**What is asked**.
Without including any pictures, copy each entry below exactly.

^^^^^^^^^^^^^^^^

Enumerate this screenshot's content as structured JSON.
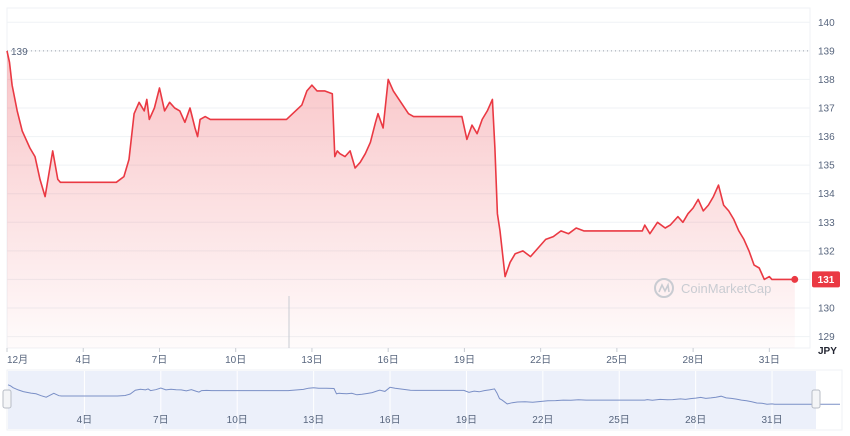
{
  "chart_data": {
    "type": "area",
    "title": "",
    "xlabel": "",
    "ylabel": "",
    "currency_label": "JPY",
    "watermark": "CoinMarketCap",
    "ylim": [
      128.6,
      140.5
    ],
    "xlim": [
      1,
      32.6
    ],
    "y_ticks": [
      129,
      130,
      131,
      132,
      133,
      134,
      135,
      136,
      137,
      138,
      139,
      140
    ],
    "x_tick_labels": [
      {
        "x": 1,
        "label": "12月"
      },
      {
        "x": 4,
        "label": "4日"
      },
      {
        "x": 7,
        "label": "7日"
      },
      {
        "x": 10,
        "label": "10日"
      },
      {
        "x": 13,
        "label": "13日"
      },
      {
        "x": 16,
        "label": "16日"
      },
      {
        "x": 19,
        "label": "19日"
      },
      {
        "x": 22,
        "label": "22日"
      },
      {
        "x": 25,
        "label": "25日"
      },
      {
        "x": 28,
        "label": "28日"
      },
      {
        "x": 31,
        "label": "31日"
      }
    ],
    "reference_value": 139,
    "reference_label": "139",
    "current_value": 131,
    "current_label": "131",
    "line_color": "#ea3943",
    "series": [
      {
        "x": [
          1.0,
          1.1,
          1.2,
          1.4,
          1.6,
          1.9,
          2.1,
          2.3,
          2.5,
          2.8,
          3.0,
          3.1,
          3.3,
          3.5,
          3.7,
          3.8,
          4.0,
          4.3,
          4.8,
          5.3,
          5.6,
          5.8,
          6.0,
          6.2,
          6.4,
          6.5,
          6.6,
          6.8,
          7.0,
          7.2,
          7.4,
          7.6,
          7.8,
          8.0,
          8.2,
          8.4,
          8.5,
          8.6,
          8.8,
          9.0,
          9.2,
          9.4,
          9.6,
          9.8,
          10.2,
          11.0,
          12.0,
          12.6,
          12.8,
          13.0,
          13.2,
          13.5,
          13.8,
          13.9,
          14.0,
          14.1,
          14.3,
          14.5,
          14.7,
          14.9,
          15.1,
          15.3,
          15.5,
          15.6,
          15.8,
          16.0,
          16.2,
          16.5,
          16.8,
          17.0,
          17.3,
          17.6,
          18.0,
          18.5,
          18.9,
          19.0,
          19.1,
          19.3,
          19.5,
          19.7,
          19.9,
          20.1,
          20.2,
          20.3,
          20.4,
          20.6,
          20.8,
          21.0,
          21.3,
          21.6,
          21.9,
          22.2,
          22.5,
          22.8,
          23.1,
          23.4,
          23.7,
          24.0,
          24.5,
          25.0,
          25.5,
          26.0,
          26.1,
          26.3,
          26.6,
          26.9,
          27.1,
          27.4,
          27.6,
          27.8,
          28.0,
          28.2,
          28.4,
          28.6,
          28.8,
          29.0,
          29.2,
          29.4,
          29.6,
          29.8,
          30.0,
          30.2,
          30.4,
          30.6,
          30.8,
          31.0,
          31.1,
          31.3,
          31.6,
          32.0
        ],
        "y": [
          139.0,
          138.6,
          137.8,
          136.9,
          136.2,
          135.6,
          135.3,
          134.5,
          133.9,
          135.5,
          134.5,
          134.4,
          134.4,
          134.4,
          134.4,
          134.4,
          134.4,
          134.4,
          134.4,
          134.4,
          134.6,
          135.2,
          136.8,
          137.2,
          136.9,
          137.3,
          136.6,
          137.0,
          137.7,
          136.9,
          137.2,
          137.0,
          136.9,
          136.5,
          137.0,
          136.3,
          136.0,
          136.6,
          136.7,
          136.6,
          136.6,
          136.6,
          136.6,
          136.6,
          136.6,
          136.6,
          136.6,
          137.1,
          137.6,
          137.8,
          137.6,
          137.6,
          137.5,
          135.3,
          135.5,
          135.4,
          135.3,
          135.5,
          134.9,
          135.1,
          135.4,
          135.8,
          136.5,
          136.8,
          136.3,
          138.0,
          137.6,
          137.2,
          136.8,
          136.7,
          136.7,
          136.7,
          136.7,
          136.7,
          136.7,
          136.3,
          135.9,
          136.4,
          136.1,
          136.6,
          136.9,
          137.3,
          135.6,
          133.3,
          132.7,
          131.1,
          131.6,
          131.9,
          132.0,
          131.8,
          132.1,
          132.4,
          132.5,
          132.7,
          132.6,
          132.8,
          132.7,
          132.7,
          132.7,
          132.7,
          132.7,
          132.7,
          132.9,
          132.6,
          133.0,
          132.8,
          132.9,
          133.2,
          133.0,
          133.3,
          133.5,
          133.8,
          133.4,
          133.6,
          133.9,
          134.3,
          133.6,
          133.4,
          133.1,
          132.7,
          132.4,
          132.0,
          131.5,
          131.4,
          131.0,
          131.1,
          131.0,
          131.0,
          131.0,
          131.0
        ]
      }
    ],
    "navigator": {
      "tick_labels": [
        {
          "x": 4,
          "label": "4日"
        },
        {
          "x": 7,
          "label": "7日"
        },
        {
          "x": 10,
          "label": "10日"
        },
        {
          "x": 13,
          "label": "13日"
        },
        {
          "x": 16,
          "label": "16日"
        },
        {
          "x": 19,
          "label": "19日"
        },
        {
          "x": 22,
          "label": "22日"
        },
        {
          "x": 25,
          "label": "25日"
        },
        {
          "x": 28,
          "label": "28日"
        },
        {
          "x": 31,
          "label": "31日"
        }
      ]
    }
  }
}
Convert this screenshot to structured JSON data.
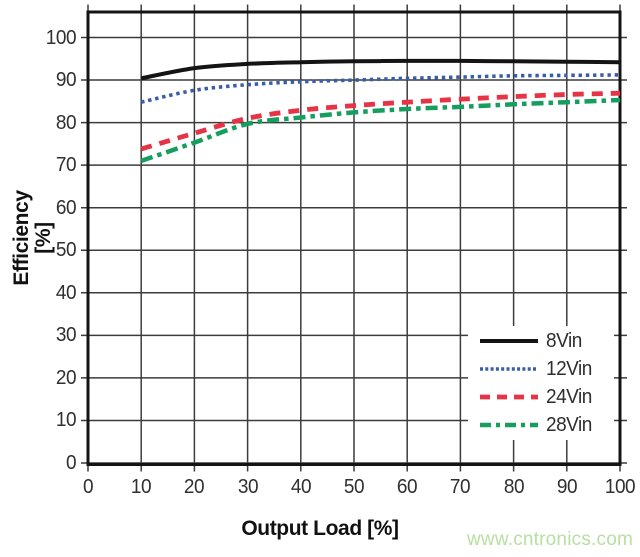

^^^^^^^^^^^^^^^^

**Answer to the task**.
Enumerate this screenshot's content as structured JSON.
{
  "chart_data": {
    "type": "area",
    "title": "",
    "xlabel": "",
    "ylabel": "",
    "currency_label": "JPY",
    "watermark": "CoinMarketCap",
    "ylim": [
      128.6,
      140.5
    ],
    "xlim": [
      1,
      32.6
    ],
    "y_ticks": [
      129,
      130,
      131,
      132,
      133,
      134,
      135,
      136,
      137,
      138,
      139,
      140
    ],
    "x_tick_labels": [
      {
        "x": 1,
        "label": "12月"
      },
      {
        "x": 4,
        "label": "4日"
      },
      {
        "x": 7,
        "label": "7日"
      },
      {
        "x": 10,
        "label": "10日"
      },
      {
        "x": 13,
        "label": "13日"
      },
      {
        "x": 16,
        "label": "16日"
      },
      {
        "x": 19,
        "label": "19日"
      },
      {
        "x": 22,
        "label": "22日"
      },
      {
        "x": 25,
        "label": "25日"
      },
      {
        "x": 28,
        "label": "28日"
      },
      {
        "x": 31,
        "label": "31日"
      }
    ],
    "reference_value": 139,
    "reference_label": "139",
    "current_value": 131,
    "current_label": "131",
    "line_color": "#ea3943",
    "series": [
      {
        "x": [
          1.0,
          1.1,
          1.2,
          1.4,
          1.6,
          1.9,
          2.1,
          2.3,
          2.5,
          2.8,
          3.0,
          3.1,
          3.3,
          3.5,
          3.7,
          3.8,
          4.0,
          4.3,
          4.8,
          5.3,
          5.6,
          5.8,
          6.0,
          6.2,
          6.4,
          6.5,
          6.6,
          6.8,
          7.0,
          7.2,
          7.4,
          7.6,
          7.8,
          8.0,
          8.2,
          8.4,
          8.5,
          8.6,
          8.8,
          9.0,
          9.2,
          9.4,
          9.6,
          9.8,
          10.2,
          11.0,
          12.0,
          12.6,
          12.8,
          13.0,
          13.2,
          13.5,
          13.8,
          13.9,
          14.0,
          14.1,
          14.3,
          14.5,
          14.7,
          14.9,
          15.1,
          15.3,
          15.5,
          15.6,
          15.8,
          16.0,
          16.2,
          16.5,
          16.8,
          17.0,
          17.3,
          17.6,
          18.0,
          18.5,
          18.9,
          19.0,
          19.1,
          19.3,
          19.5,
          19.7,
          19.9,
          20.1,
          20.2,
          20.3,
          20.4,
          20.6,
          20.8,
          21.0,
          21.3,
          21.6,
          21.9,
          22.2,
          22.5,
          22.8,
          23.1,
          23.4,
          23.7,
          24.0,
          24.5,
          25.0,
          25.5,
          26.0,
          26.1,
          26.3,
          26.6,
          26.9,
          27.1,
          27.4,
          27.6,
          27.8,
          28.0,
          28.2,
          28.4,
          28.6,
          28.8,
          29.0,
          29.2,
          29.4,
          29.6,
          29.8,
          30.0,
          30.2,
          30.4,
          30.6,
          30.8,
          31.0,
          31.1,
          31.3,
          31.6,
          32.0
        ],
        "y": [
          139.0,
          138.6,
          137.8,
          136.9,
          136.2,
          135.6,
          135.3,
          134.5,
          133.9,
          135.5,
          134.5,
          134.4,
          134.4,
          134.4,
          134.4,
          134.4,
          134.4,
          134.4,
          134.4,
          134.4,
          134.6,
          135.2,
          136.8,
          137.2,
          136.9,
          137.3,
          136.6,
          137.0,
          137.7,
          136.9,
          137.2,
          137.0,
          136.9,
          136.5,
          137.0,
          136.3,
          136.0,
          136.6,
          136.7,
          136.6,
          136.6,
          136.6,
          136.6,
          136.6,
          136.6,
          136.6,
          136.6,
          137.1,
          137.6,
          137.8,
          137.6,
          137.6,
          137.5,
          135.3,
          135.5,
          135.4,
          135.3,
          135.5,
          134.9,
          135.1,
          135.4,
          135.8,
          136.5,
          136.8,
          136.3,
          138.0,
          137.6,
          137.2,
          136.8,
          136.7,
          136.7,
          136.7,
          136.7,
          136.7,
          136.7,
          136.3,
          135.9,
          136.4,
          136.1,
          136.6,
          136.9,
          137.3,
          135.6,
          133.3,
          132.7,
          131.1,
          131.6,
          131.9,
          132.0,
          131.8,
          132.1,
          132.4,
          132.5,
          132.7,
          132.6,
          132.8,
          132.7,
          132.7,
          132.7,
          132.7,
          132.7,
          132.7,
          132.9,
          132.6,
          133.0,
          132.8,
          132.9,
          133.2,
          133.0,
          133.3,
          133.5,
          133.8,
          133.4,
          133.6,
          133.9,
          134.3,
          133.6,
          133.4,
          133.1,
          132.7,
          132.4,
          132.0,
          131.5,
          131.4,
          131.0,
          131.1,
          131.0,
          131.0,
          131.0,
          131.0
        ]
      }
    ],
    "navigator": {
      "tick_labels": [
        {
          "x": 4,
          "label": "4日"
        },
        {
          "x": 7,
          "label": "7日"
        },
        {
          "x": 10,
          "label": "10日"
        },
        {
          "x": 13,
          "label": "13日"
        },
        {
          "x": 16,
          "label": "16日"
        },
        {
          "x": 19,
          "label": "19日"
        },
        {
          "x": 22,
          "label": "22日"
        },
        {
          "x": 25,
          "label": "25日"
        },
        {
          "x": 28,
          "label": "28日"
        },
        {
          "x": 31,
          "label": "31日"
        }
      ]
    }
  }
}
Convert this screenshot to structured JSON data.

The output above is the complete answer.